Wednesday, August 26, 2009

Senator Ted Kennedy's Legacy on Immigration Reform

Senator Ted Kennedy was a friend to immigrants and immigration advocates. Tirelessly championing for immigration reform, he has an impressive record for fighting for the rights of undocumented workers, refugees, and all other immigrants. Here is an interview with him about immigration reform and some highlights of his career:

  • The 1965 overhaul was first proposed by his brother, President John F. Kennedy, and it was the first piece of legislation that Kennedy managed on the floor of the Senate.
  • In 1965, his party’s leaders gave him the job of pushing a bill to eliminate the quota system that had made it virtually impossible for anyone from anywhere but western Europe to immigrate to the USA. After winning that legislative battle, Kennedy “remained the Senate’s most impassioned advocate for widening opportunities for America’s newcomers.”
  • Kennedy held hearings on the plight of refugees during the Vietnam war, which revealed that the U.S. government had no coherent policy for refugees.
  • Kennedy helped bring a close to the exploitive Bracero program, which supplied the U.S. cheap and temporary labor during World War II in the form of Mexican farm laborers who did not have proper protections or rights
  • He was the architect of the Refuge Act of 1980, a piece of legislation that, since its passage, has fostered a new life for hundreds of thousands of refugees and asylees, sheltering them from persecution in their home countries.
  • He helped shape the 1986 bill that granted amnesty to an estimated 2.7 million people living undocumented in the USA and established penalties against employers who hired undocumented immigrants.
  • He helped shape the 1990 bill that revised the legal immigration system to allow for more immigrants and more high-skilled workers.
  • "He fashioned the modern-day legal system of immigration. He created humane refugee and asylum policies. And he has set the stage for a 21st century solution to the problem of illegal immigration," said Frank Sharry, an immigrant rights advocate who worked with Kennedy on legislation.
  • Senator Kennedy also helped author the AgJobs bill of 2003, which gave undocumented farmers residency so they could continue working in the U.S.
  • By creating an unlikely partnership with John McCain, Kennedy set the tone for a bipartisan approach to immigration reform, resulting in passage of immigration reform in the Senate in 2006. While that legislation ultimately failed, he came back with renewed vigor in 2007 to start the process again.

● ● ● ● ●

__GOAL__: How would the post on Ted Kennedy's immigration legacy continue after its final point about the 2007 effort?

__DATA EXCERPT__:
● ● ● ● ●

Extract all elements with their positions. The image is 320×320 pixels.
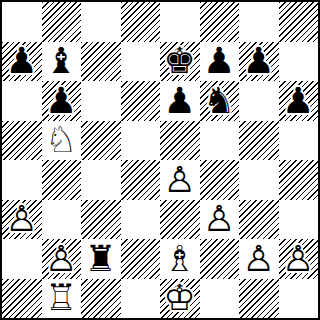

● ● ● ● ●

__IN RESPONSE__:
  • Senator Kennedy was the chair of the Senate Subcommittee on Immigration, Citizenship, Refugees, & Border Security. Senator Kennedy, always the supreme negotiator, sat down with Members from both sides of the aisle, Secretary Chertoff, and Secretary Gutierrez to hammer out a deal. That deal, S. 1348, met with lukewarm support from many immigration advocates and was pilloried by those on the far right, who turned the Senate’s efforts to find a way out of our immigration mess into a personal vendetta against immigrants.
  • Senator Kennedy persisted, tirelessly working to “bring the twelve million out of the shadows.” This was his mantra and his assessment that our last, best chance to reform immigration could be at this moment. Twice in 2007, the Senator gave very moving speeches.
  • In the last two years, he was worked tirelessly to expand resettlement opportunities for Iraqi refugees, particularly those who worked for the United States and had to flee the country to escape threats against their lives.
  • The history of his involvement with leaders like Dolores Huerta and Cesar Chavez can be seen at the website of the United Farmworkers.

1 comment:

Brittanicus said...

An ominous pattern is slowly emerging towards an inevitable power play on pushing another amnesty through Congress. We need to take the many consequences into consideration:
1 We already had an enforceable 1986 law to stop the illegal immigrant invasion of our country, but it has been intentionally ignored? So--WHY--are they adamant in passing another immigration law?
2. Most enforcement legislation has been crushed or weakened by many of the politicians we voted into office.
3. That many of our own government members have pandered to the special interest lobbyists and not voters.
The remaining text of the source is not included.